Problem to solve:
In the records below, the line that contains "Enumerate this screenshot's" marks the start. Copy it and each line after it through the end, exactly, without pictures.

Data for this task:
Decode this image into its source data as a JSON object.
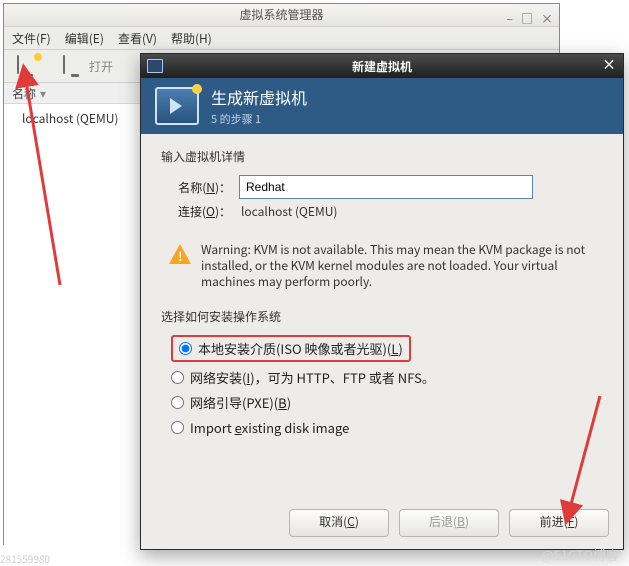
{
  "main_window": {
    "title": "虚拟系统管理器",
    "menu": {
      "file": "文件(F)",
      "edit": "编辑(E)",
      "view": "查看(V)",
      "help": "帮助(H)"
    },
    "toolbar": {
      "open_label": "打开"
    },
    "column_header": "名称",
    "rows": [
      "localhost (QEMU)"
    ]
  },
  "dialog": {
    "title": "新建虚拟机",
    "banner_title": "生成新虚拟机",
    "banner_step": "5 的步骤 1",
    "section_details": "输入虚拟机详情",
    "name_label": "名称(N)：",
    "name_value": "Redhat",
    "conn_label": "连接(O)：",
    "conn_value": "localhost (QEMU)",
    "warning": "Warning: KVM is not available. This may mean the KVM package is not installed, or the KVM kernel modules are not loaded. Your virtual machines may perform poorly.",
    "section_install": "选择如何安装操作系统",
    "options": {
      "local": "本地安装介质(ISO 映像或者光驱)(L)",
      "network": "网络安装(I)，可为 HTTP、FTP 或者 NFS。",
      "pxe": "网络引导(PXE)(B)",
      "import": "Import existing disk image"
    },
    "selected_option": "local",
    "buttons": {
      "cancel": "取消(C)",
      "back": "后退(B)",
      "forward": "前进(F)"
    }
  },
  "watermark": "@51CTO博客",
  "blog_id": "281559980"
}
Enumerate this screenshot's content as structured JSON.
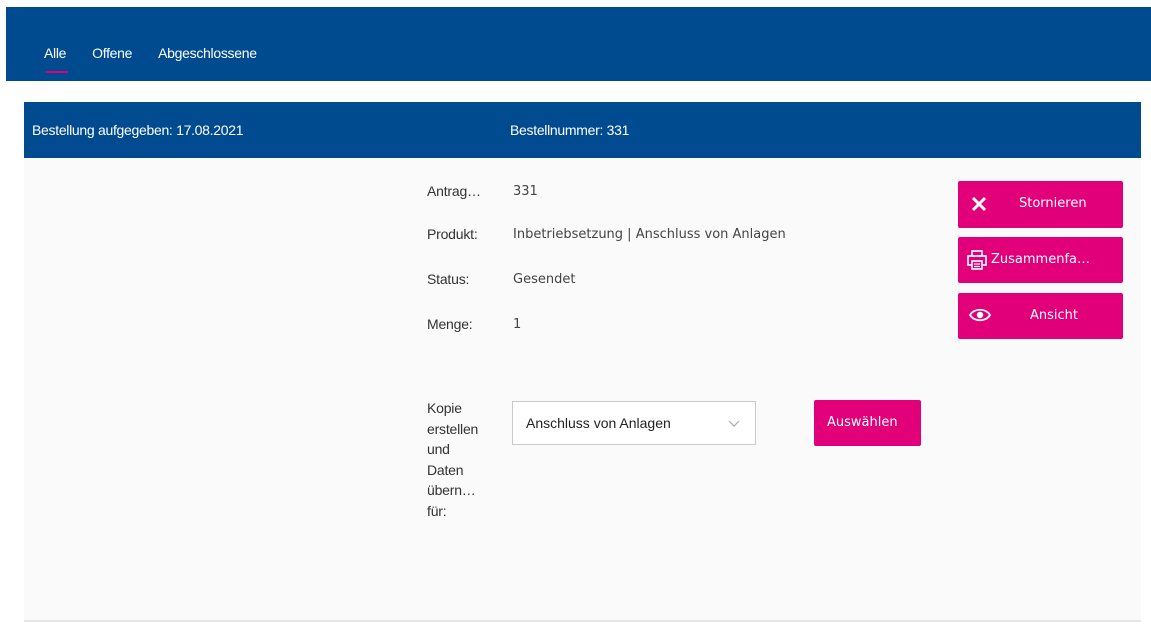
{
  "tabs": {
    "all": "Alle",
    "open": "Offene",
    "closed": "Abgeschlossene"
  },
  "order": {
    "placed_label": "Bestellung aufgegeben:",
    "placed_date": "17.08.2021",
    "number_label": "Bestellnummer:",
    "number_value": "331"
  },
  "details": {
    "request_label": "Antrag…",
    "request_value": "331",
    "product_label": "Produkt:",
    "product_value": "Inbetriebsetzung | Anschluss von Anlagen",
    "status_label": "Status:",
    "status_value": "Gesendet",
    "quantity_label": "Menge:",
    "quantity_value": "1"
  },
  "copy": {
    "label_line1": "Kopie",
    "label_line2": "erstellen",
    "label_line3": "und",
    "label_line4": "Daten",
    "label_line5": "übern…",
    "label_line6": "für:",
    "selected_option": "Anschluss von Anlagen",
    "select_button": "Auswählen"
  },
  "actions": {
    "cancel": "Stornieren",
    "summary": "Zusammenfa…",
    "view": "Ansicht"
  },
  "icons": {
    "cancel": "close-icon",
    "summary": "printer-icon",
    "view": "eye-icon",
    "dropdown": "chevron-down-icon"
  },
  "colors": {
    "primary": "#004a8f",
    "accent": "#e2007a"
  }
}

The answer:
Enumerate this screenshot's content as structured JSON.
{
  "tabs": {
    "all": "Alle",
    "open": "Offene",
    "closed": "Abgeschlossene"
  },
  "order": {
    "placed_label": "Bestellung aufgegeben:",
    "placed_date": "17.08.2021",
    "number_label": "Bestellnummer:",
    "number_value": "331"
  },
  "details": {
    "request_label": "Antrag…",
    "request_value": "331",
    "product_label": "Produkt:",
    "product_value": "Inbetriebsetzung | Anschluss von Anlagen",
    "status_label": "Status:",
    "status_value": "Gesendet",
    "quantity_label": "Menge:",
    "quantity_value": "1"
  },
  "copy": {
    "label_line1": "Kopie",
    "label_line2": "erstellen",
    "label_line3": "und",
    "label_line4": "Daten",
    "label_line5": "übern…",
    "label_line6": "für:",
    "selected_option": "Anschluss von Anlagen",
    "select_button": "Auswählen"
  },
  "actions": {
    "cancel": "Stornieren",
    "summary": "Zusammenfa…",
    "view": "Ansicht"
  },
  "icons": {
    "cancel": "close-icon",
    "summary": "printer-icon",
    "view": "eye-icon",
    "dropdown": "chevron-down-icon"
  },
  "colors": {
    "primary": "#004a8f",
    "accent": "#e2007a"
  }
}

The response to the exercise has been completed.